■ Exercise aim ■
Reproduce every entry exactly.

Figure record listings

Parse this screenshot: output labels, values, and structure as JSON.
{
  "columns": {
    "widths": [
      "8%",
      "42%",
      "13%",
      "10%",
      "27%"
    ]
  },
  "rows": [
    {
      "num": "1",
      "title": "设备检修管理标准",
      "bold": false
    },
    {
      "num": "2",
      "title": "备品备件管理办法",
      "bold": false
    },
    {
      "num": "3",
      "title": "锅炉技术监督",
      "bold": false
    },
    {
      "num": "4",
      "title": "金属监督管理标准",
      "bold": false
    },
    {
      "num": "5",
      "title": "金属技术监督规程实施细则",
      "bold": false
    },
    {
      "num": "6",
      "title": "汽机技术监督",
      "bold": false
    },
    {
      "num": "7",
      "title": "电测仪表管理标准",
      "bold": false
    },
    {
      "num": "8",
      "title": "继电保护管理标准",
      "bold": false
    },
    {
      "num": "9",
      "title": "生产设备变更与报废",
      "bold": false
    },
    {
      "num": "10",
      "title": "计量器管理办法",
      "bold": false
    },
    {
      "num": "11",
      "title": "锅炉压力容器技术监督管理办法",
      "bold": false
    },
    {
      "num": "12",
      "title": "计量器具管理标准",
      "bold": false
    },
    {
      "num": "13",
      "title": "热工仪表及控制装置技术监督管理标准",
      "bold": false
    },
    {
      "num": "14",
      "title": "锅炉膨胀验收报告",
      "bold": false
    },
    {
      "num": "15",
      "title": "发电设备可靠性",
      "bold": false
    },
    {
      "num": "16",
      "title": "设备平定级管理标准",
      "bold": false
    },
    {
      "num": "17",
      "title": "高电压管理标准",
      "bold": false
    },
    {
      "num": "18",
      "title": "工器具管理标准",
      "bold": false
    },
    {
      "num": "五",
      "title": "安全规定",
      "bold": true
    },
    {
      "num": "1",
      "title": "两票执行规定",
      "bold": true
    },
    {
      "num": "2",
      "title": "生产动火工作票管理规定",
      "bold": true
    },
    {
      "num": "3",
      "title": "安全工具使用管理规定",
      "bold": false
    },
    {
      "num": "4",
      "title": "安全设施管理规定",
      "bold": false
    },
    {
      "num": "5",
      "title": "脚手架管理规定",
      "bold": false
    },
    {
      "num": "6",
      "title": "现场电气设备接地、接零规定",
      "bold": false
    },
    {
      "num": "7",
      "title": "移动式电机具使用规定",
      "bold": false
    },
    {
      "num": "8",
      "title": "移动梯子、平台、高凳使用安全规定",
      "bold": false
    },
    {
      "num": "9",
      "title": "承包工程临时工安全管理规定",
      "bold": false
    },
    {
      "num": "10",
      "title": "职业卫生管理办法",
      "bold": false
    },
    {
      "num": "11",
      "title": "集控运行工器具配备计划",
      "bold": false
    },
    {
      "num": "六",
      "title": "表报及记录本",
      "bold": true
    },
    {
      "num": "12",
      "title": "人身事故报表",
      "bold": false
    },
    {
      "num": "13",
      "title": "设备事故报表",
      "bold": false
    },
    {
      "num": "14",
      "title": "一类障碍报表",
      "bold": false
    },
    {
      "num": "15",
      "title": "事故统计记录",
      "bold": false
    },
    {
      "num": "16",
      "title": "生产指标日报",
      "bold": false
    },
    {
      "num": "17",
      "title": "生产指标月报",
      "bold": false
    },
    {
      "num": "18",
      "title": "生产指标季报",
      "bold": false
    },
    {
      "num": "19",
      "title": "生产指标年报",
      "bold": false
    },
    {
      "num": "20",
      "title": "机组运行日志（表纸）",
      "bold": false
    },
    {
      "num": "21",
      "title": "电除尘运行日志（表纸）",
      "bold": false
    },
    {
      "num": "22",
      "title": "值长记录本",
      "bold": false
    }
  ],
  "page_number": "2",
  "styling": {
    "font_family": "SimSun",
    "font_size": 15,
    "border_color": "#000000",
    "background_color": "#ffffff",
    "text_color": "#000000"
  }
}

■ Result below ■
Parse this screenshot: output labels, values, and structure as JSON.
{
  "columns": {
    "widths": [
      "8%",
      "42%",
      "13%",
      "10%",
      "27%"
    ]
  },
  "rows": [
    {
      "num": "1",
      "title": "设备检修管理标准",
      "bold": false
    },
    {
      "num": "2",
      "title": "备品备件管理办法",
      "bold": false
    },
    {
      "num": "3",
      "title": "锅炉技术监督",
      "bold": false
    },
    {
      "num": "4",
      "title": "金属监督管理标准",
      "bold": false
    },
    {
      "num": "5",
      "title": "金属技术监督规程实施细则",
      "bold": false
    },
    {
      "num": "6",
      "title": "汽机技术监督",
      "bold": false
    },
    {
      "num": "7",
      "title": "电测仪表管理标准",
      "bold": false
    },
    {
      "num": "8",
      "title": "继电保护管理标准",
      "bold": false
    },
    {
      "num": "9",
      "title": "生产设备变更与报废",
      "bold": false
    },
    {
      "num": "10",
      "title": "计量器管理办法",
      "bold": false
    },
    {
      "num": "11",
      "title": "锅炉压力容器技术监督管理办法",
      "bold": false
    },
    {
      "num": "12",
      "title": "计量器具管理标准",
      "bold": false
    },
    {
      "num": "13",
      "title": "热工仪表及控制装置技术监督管理标准",
      "bold": false
    },
    {
      "num": "14",
      "title": "锅炉膨胀验收报告",
      "bold": false
    },
    {
      "num": "15",
      "title": "发电设备可靠性",
      "bold": false
    },
    {
      "num": "16",
      "title": "设备平定级管理标准",
      "bold": false
    },
    {
      "num": "17",
      "title": "高电压管理标准",
      "bold": false
    },
    {
      "num": "18",
      "title": "工器具管理标准",
      "bold": false
    },
    {
      "num": "五",
      "title": "安全规定",
      "bold": true
    },
    {
      "num": "1",
      "title": "两票执行规定",
      "bold": true
    },
    {
      "num": "2",
      "title": "生产动火工作票管理规定",
      "bold": true
    },
    {
      "num": "3",
      "title": "安全工具使用管理规定",
      "bold": false
    },
    {
      "num": "4",
      "title": "安全设施管理规定",
      "bold": false
    },
    {
      "num": "5",
      "title": "脚手架管理规定",
      "bold": false
    },
    {
      "num": "6",
      "title": "现场电气设备接地、接零规定",
      "bold": false
    },
    {
      "num": "7",
      "title": "移动式电机具使用规定",
      "bold": false
    },
    {
      "num": "8",
      "title": "移动梯子、平台、高凳使用安全规定",
      "bold": false
    },
    {
      "num": "9",
      "title": "承包工程临时工安全管理规定",
      "bold": false
    },
    {
      "num": "10",
      "title": "职业卫生管理办法",
      "bold": false
    },
    {
      "num": "11",
      "title": "集控运行工器具配备计划",
      "bold": false
    },
    {
      "num": "六",
      "title": "表报及记录本",
      "bold": true
    },
    {
      "num": "12",
      "title": "人身事故报表",
      "bold": false
    },
    {
      "num": "13",
      "title": "设备事故报表",
      "bold": false
    },
    {
      "num": "14",
      "title": "一类障碍报表",
      "bold": false
    },
    {
      "num": "15",
      "title": "事故统计记录",
      "bold": false
    },
    {
      "num": "16",
      "title": "生产指标日报",
      "bold": false
    },
    {
      "num": "17",
      "title": "生产指标月报",
      "bold": false
    },
    {
      "num": "18",
      "title": "生产指标季报",
      "bold": false
    },
    {
      "num": "19",
      "title": "生产指标年报",
      "bold": false
    },
    {
      "num": "20",
      "title": "机组运行日志（表纸）",
      "bold": false
    },
    {
      "num": "21",
      "title": "电除尘运行日志（表纸）",
      "bold": false
    },
    {
      "num": "22",
      "title": "值长记录本",
      "bold": false
    }
  ],
  "page_number": "2",
  "styling": {
    "font_family": "SimSun",
    "font_size": 15,
    "border_color": "#000000",
    "background_color": "#ffffff",
    "text_color": "#000000"
  }
}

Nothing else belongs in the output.